_Exercise directions_:
What is the number of lines containing the string "Time"? Answer with the number only.

_Supplied records_:
** Begin **
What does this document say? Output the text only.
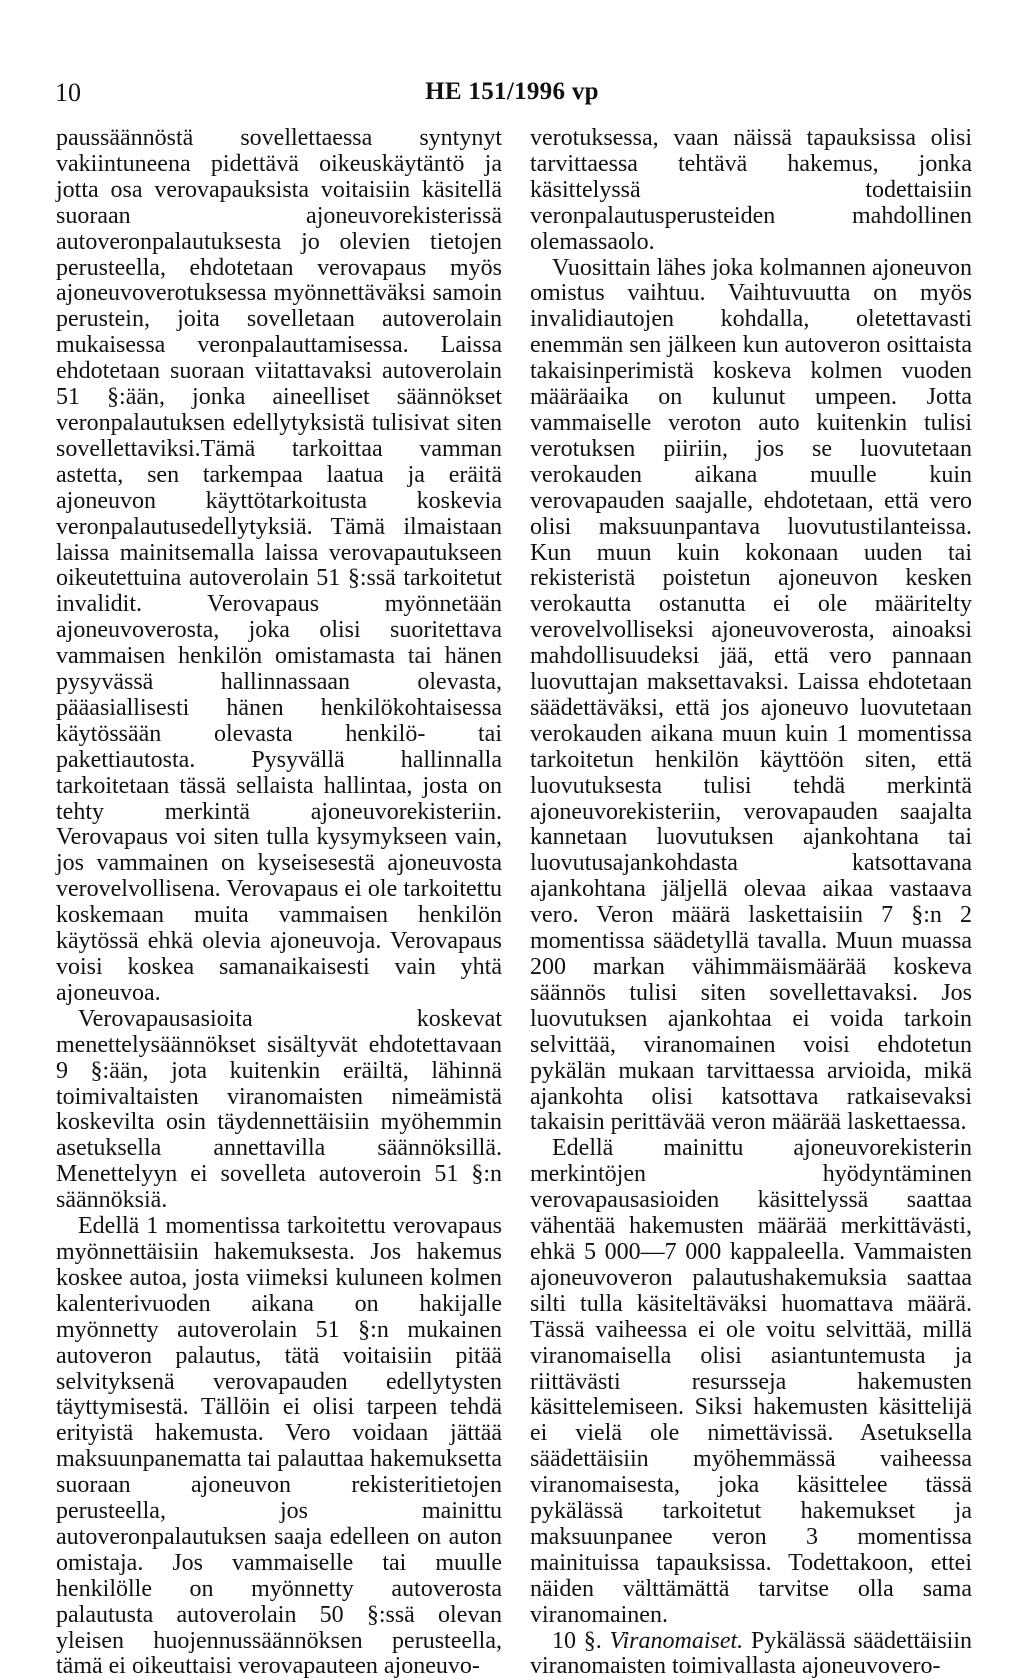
10	HE 151/1996 vp

paussäännöstä sovellettaessa syntynyt vakiintuneena pidettävä oikeuskäytäntö ja jotta osa verovapauksista voitaisiin käsitellä suoraan ajoneuvorekisterissä autoveronpalautuksesta jo olevien tietojen perusteella, ehdotetaan verovapaus myös ajoneuvoverotuksessa myönnettäväksi samoin perustein, joita sovelletaan autoverolain mukaisessa veronpalauttamisessa. Laissa ehdotetaan suoraan viitattavaksi autoverolain 51 §:ään, jonka aineelliset säännökset veronpalautuksen edellytyksistä tulisivat siten sovellettaviksi.Tämä tarkoittaa vamman astetta, sen tarkempaa laatua ja eräitä ajoneuvon käyttötarkoitusta koskevia veronpalautusedellytyksiä. Tämä ilmaistaan laissa mainitsemalla laissa verovapautukseen oikeutettuina autoverolain 51 §:ssä tarkoitetut invalidit. Verovapaus myönnetään ajoneuvoverosta, joka olisi suoritettava vammaisen henkilön omistamasta tai hänen pysyvässä hallinnassaan olevasta, pääasiallisesti hänen henkilökohtaisessa käytössään olevasta henkilö- tai pakettiautosta. Pysyvällä hallinnalla tarkoitetaan tässä sellaista hallintaa, josta on tehty merkintä ajoneuvorekisteriin. Verovapaus voi siten tulla kysymykseen vain, jos vammainen on kyseisesestä ajoneuvosta verovelvollisena. Verovapaus ei ole tarkoitettu koskemaan muita vammaisen henkilön käytössä ehkä olevia ajoneuvoja. Verovapaus voisi koskea samanaikaisesti vain yhtä ajoneuvoa.

Verovapausasioita koskevat menettelysäännökset sisältyvät ehdotettavaan 9 §:ään, jota kuitenkin eräiltä, lähinnä toimivaltaisten viranomaisten nimeämistä koskevilta osin täydennettäisiin myöhemmin asetuksella annettavilla säännöksillä. Menettelyyn ei sovelleta autoveroin 51 §:n säännöksiä.

Edellä 1 momentissa tarkoitettu verovapaus myönnettäisiin hakemuksesta. Jos hakemus koskee autoa, josta viimeksi kuluneen kolmen kalenterivuoden aikana on hakijalle myönnetty autoverolain 51 §:n mukainen autoveron palautus, tätä voitaisiin pitää selvityksenä verovapauden edellytysten täyttymisestä. Tällöin ei olisi tarpeen tehdä erityistä hakemusta. Vero voidaan jättää maksuunpanematta tai palauttaa hakemuksetta suoraan ajoneuvon rekisteritietojen perusteella, jos mainittu autoveronpalautuksen saaja edelleen on auton omistaja. Jos vammaiselle tai muulle henkilölle on myönnetty autoverosta palautusta autoverolain 50 §:ssä olevan yleisen huojennussäännöksen perusteella, tämä ei oikeuttaisi verovapauteen ajoneuvo-

verotuksessa, vaan näissä tapauksissa olisi tarvittaessa tehtävä hakemus, jonka käsittelyssä todettaisiin veronpalautusperusteiden mahdollinen olemassaolo.

Vuosittain lähes joka kolmannen ajoneuvon omistus vaihtuu. Vaihtuvuutta on myös invalidiautojen kohdalla, oletettavasti enemmän sen jälkeen kun autoveron osittaista takaisinperimistä koskeva kolmen vuoden määräaika on kulunut umpeen. Jotta vammaiselle veroton auto kuitenkin tulisi verotuksen piiriin, jos se luovutetaan verokauden aikana muulle kuin verovapauden saajalle, ehdotetaan, että vero olisi maksuunpantava luovutustilanteissa. Kun muun kuin kokonaan uuden tai rekisteristä poistetun ajoneuvon kesken verokautta ostanutta ei ole määritelty verovelvolliseksi ajoneuvoverosta, ainoaksi mahdollisuudeksi jää, että vero pannaan luovuttajan maksettavaksi. Laissa ehdotetaan säädettäväksi, että jos ajoneuvo luovutetaan verokauden aikana muun kuin 1 momentissa tarkoitetun henkilön käyttöön siten, että luovutuksesta tulisi tehdä merkintä ajoneuvorekisteriin, verovapauden saajalta kannetaan luovutuksen ajankohtana tai luovutusajankohdasta katsottavana ajankohtana jäljellä olevaa aikaa vastaava vero. Veron määrä laskettaisiin 7 §:n 2 momentissa säädetyllä tavalla. Muun muassa 200 markan vähimmäismäärää koskeva säännös tulisi siten sovellettavaksi. Jos luovutuksen ajankohtaa ei voida tarkoin selvittää, viranomainen voisi ehdotetun pykälän mukaan tarvittaessa arvioida, mikä ajankohta olisi katsottava ratkaisevaksi takaisin perittävää veron määrää laskettaessa.

Edellä mainittu ajoneuvorekisterin merkintöjen hyödyntäminen verovapausasioiden käsittelyssä saattaa vähentää hakemusten määrää merkittävästi, ehkä 5 000—7 000 kappaleella. Vammaisten ajoneuvoveron palautushakemuksia saattaa silti tulla käsiteltäväksi huomattava määrä. Tässä vaiheessa ei ole voitu selvittää, millä viranomaisella olisi asiantuntemusta ja riittävästi resursseja hakemusten käsittelemiseen. Siksi hakemusten käsittelijä ei vielä ole nimettävissä. Asetuksella säädettäisiin myöhemmässä vaiheessa viranomaisesta, joka käsittelee tässä pykälässä tarkoitetut hakemukset ja maksuunpanee veron 3 momentissa mainituissa tapauksissa. Todettakoon, ettei näiden välttämättä tarvitse olla sama viranomainen.

10 §. Viranomaiset. Pykälässä säädettäisiin viranomaisten toimivallasta ajoneuvovero-
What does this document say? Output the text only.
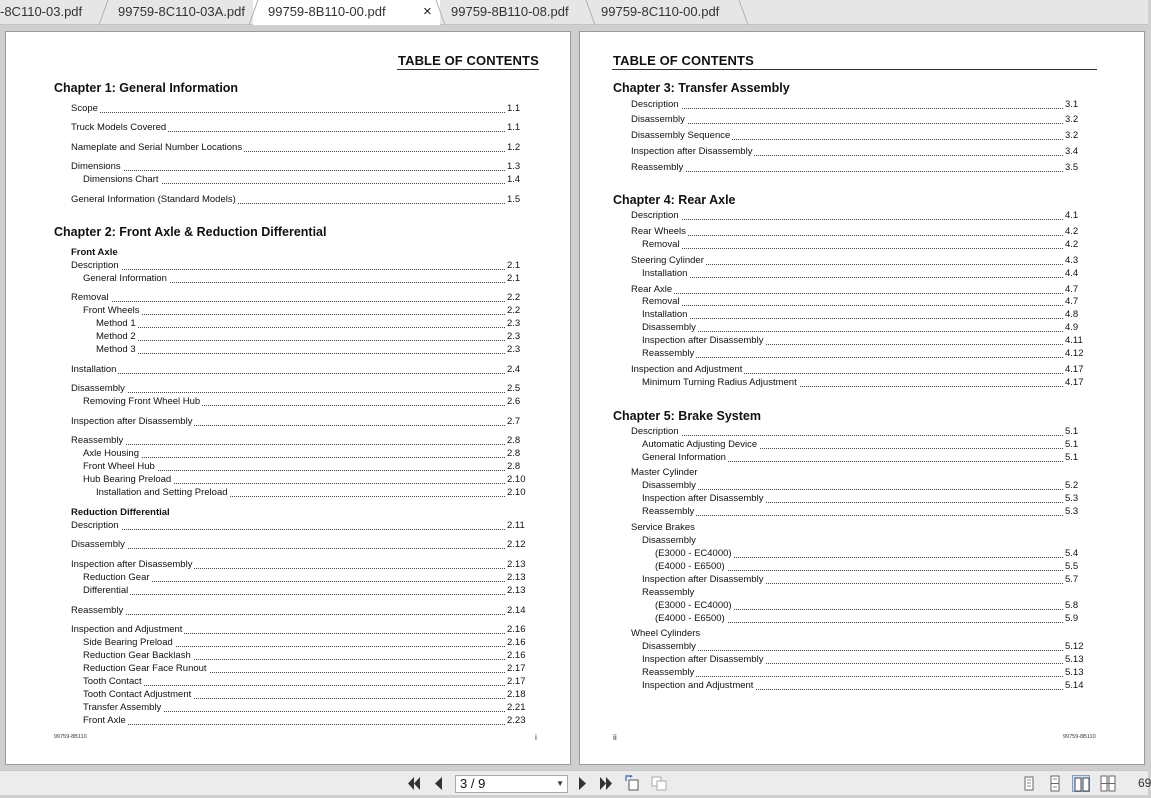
-8C110-03.pdf	99759-8C110-03A.pdf 99759-8B110-00.pdf × 99759-8B110-08.pdf 99759-8C110-00.pdf
TABLE OF CONTENTS
99759-8B110	i
Chapter 1: General Information
Scope	1.1
Truck Models Covered	1.1
Nameplate and Serial Number Locations	1.2
Dimensions	1.3
Dimensions Chart	1.4
General Information (Standard Models)	1.5
Chapter 2: Front Axle & Reduction Differential
Front Axle
Description	2.1
General Information	2.1
Removal	2.2
Front Wheels	2.2
Method 1	2.3
Method 2	2.3
Method 3	2.3
Installation	2.4
Disassembly	2.5
Removing Front Wheel Hub	2.6
Inspection after Disassembly	2.7
Reassembly	2.8
Axle Housing	2.8
Front Wheel Hub	2.8
Hub Bearing Preload	2.10
Installation and Setting Preload	2.10
Reduction Differential
Description	2.11
Disassembly	2.12
Inspection after Disassembly	2.13
Reduction Gear	2.13
Differential	2.13
Reassembly	2.14
Inspection and Adjustment	2.16
Side Bearing Preload	2.16
Reduction Gear Backlash	2.16
Reduction Gear Face Runout	2.17
Tooth Contact	2.17
Tooth Contact Adjustment	2.18
Transfer Assembly	2.21
Front Axle	2.23
TABLE OF CONTENTS
99759-8B110
ii
Chapter 3: Transfer Assembly
Description	3.1
Disassembly	3.2
Disassembly Sequence	3.2
Inspection after Disassembly	3.4
Reassembly	3.5
Chapter 4: Rear Axle
Description	4.1
Rear Wheels	4.2
Removal	4.2
Steering Cylinder	4.3
Installation	4.4
Rear Axle	4.7
Removal	4.7
Installation	4.8
Disassembly	4.9
Inspection after Disassembly	4.11
Reassembly	4.12
Inspection and Adjustment	4.17
Minimum Turning Radius Adjustment	4.17
Chapter 5: Brake System
Description	5.1
Automatic Adjusting Device	5.1
General Information	5.1
Master Cylinder
Disassembly	5.2
Inspection after Disassembly	5.3
Reassembly	5.3
Service Brakes
Disassembly
(E3000 - EC4000)	5.4
(E4000 - E6500)	5.5
Inspection after Disassembly	5.7
Reassembly
(E3000 - EC4000)	5.8
(E4000 - E6500)	5.9
Wheel Cylinders
Disassembly	5.12
Inspection after Disassembly	5.13
Reassembly	5.13
Inspection and Adjustment	5.14
3 / 9	▼	69
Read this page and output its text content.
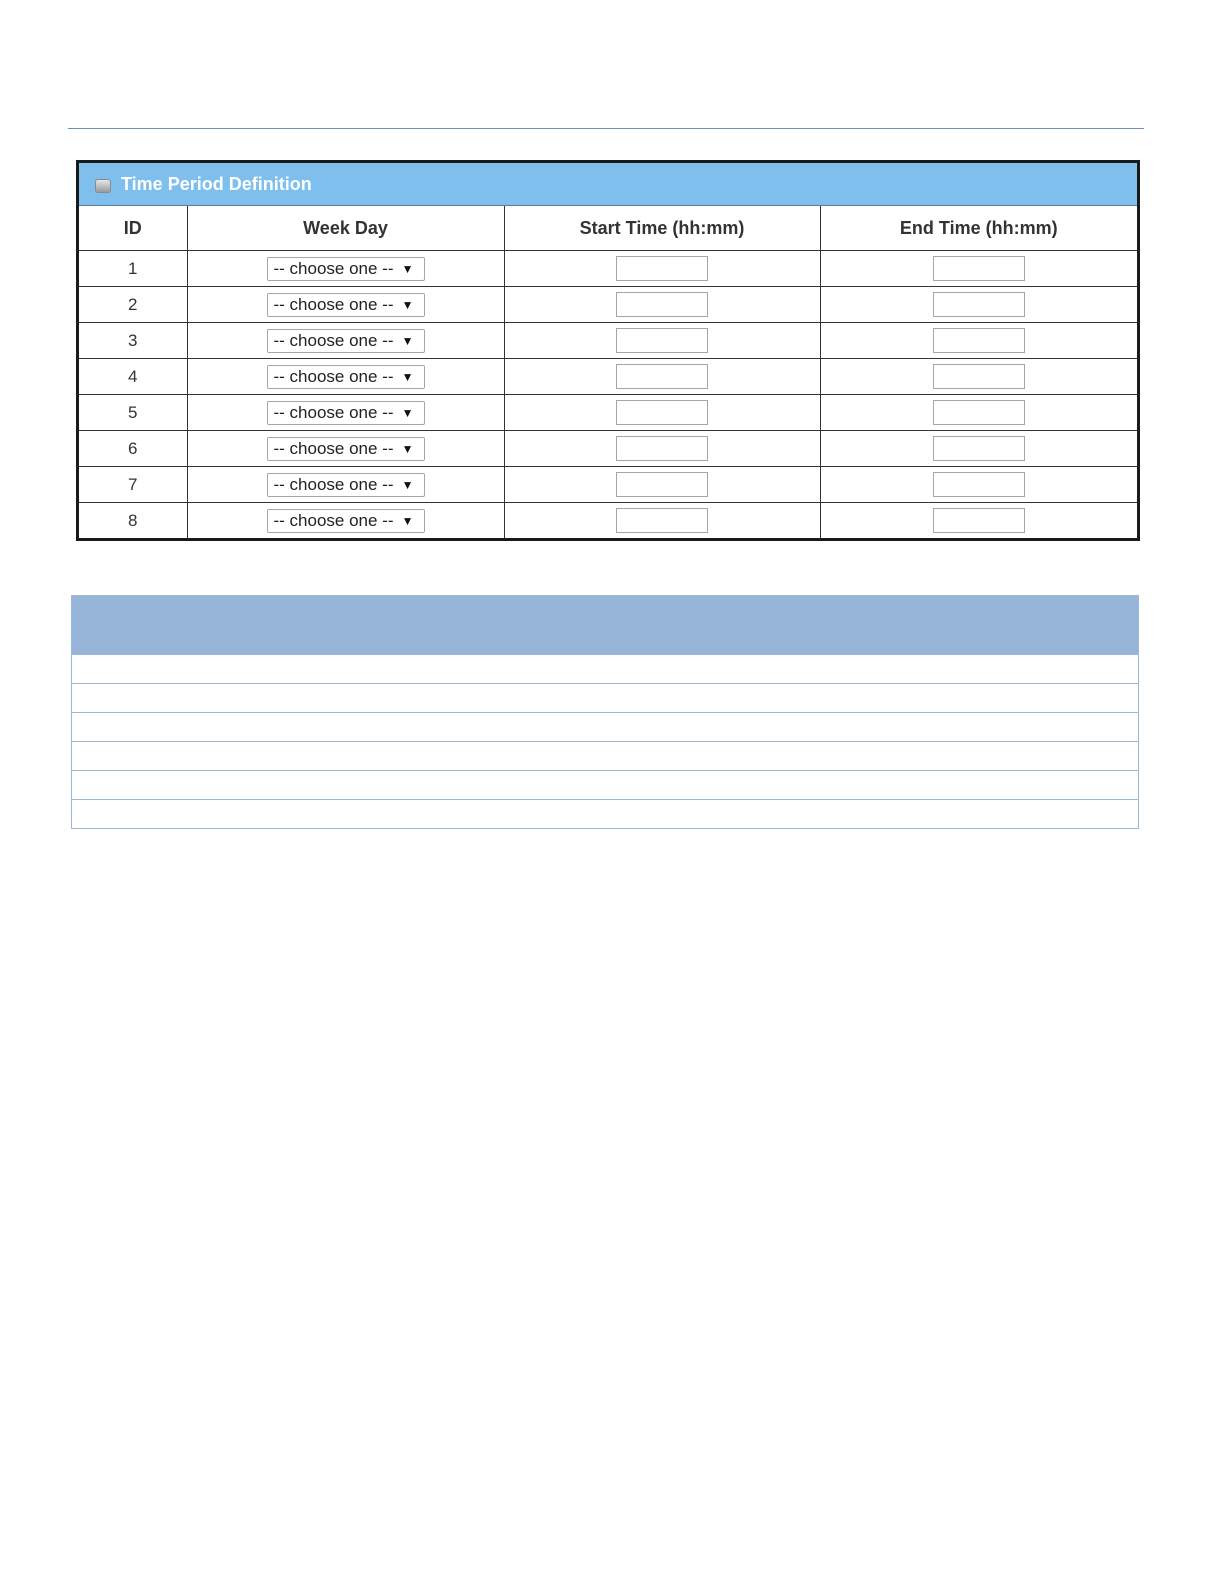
Time Period Definition
ID	Week Day	Start Time (hh:mm)	End Time (hh:mm)
1	-- choose one -- ▼

2	-- choose one -- ▼

3	-- choose one -- ▼

4	-- choose one -- ▼

5	-- choose one -- ▼

6	-- choose one -- ▼

7	-- choose one -- ▼

8	-- choose one -- ▼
** End **
_Result of the task_:
2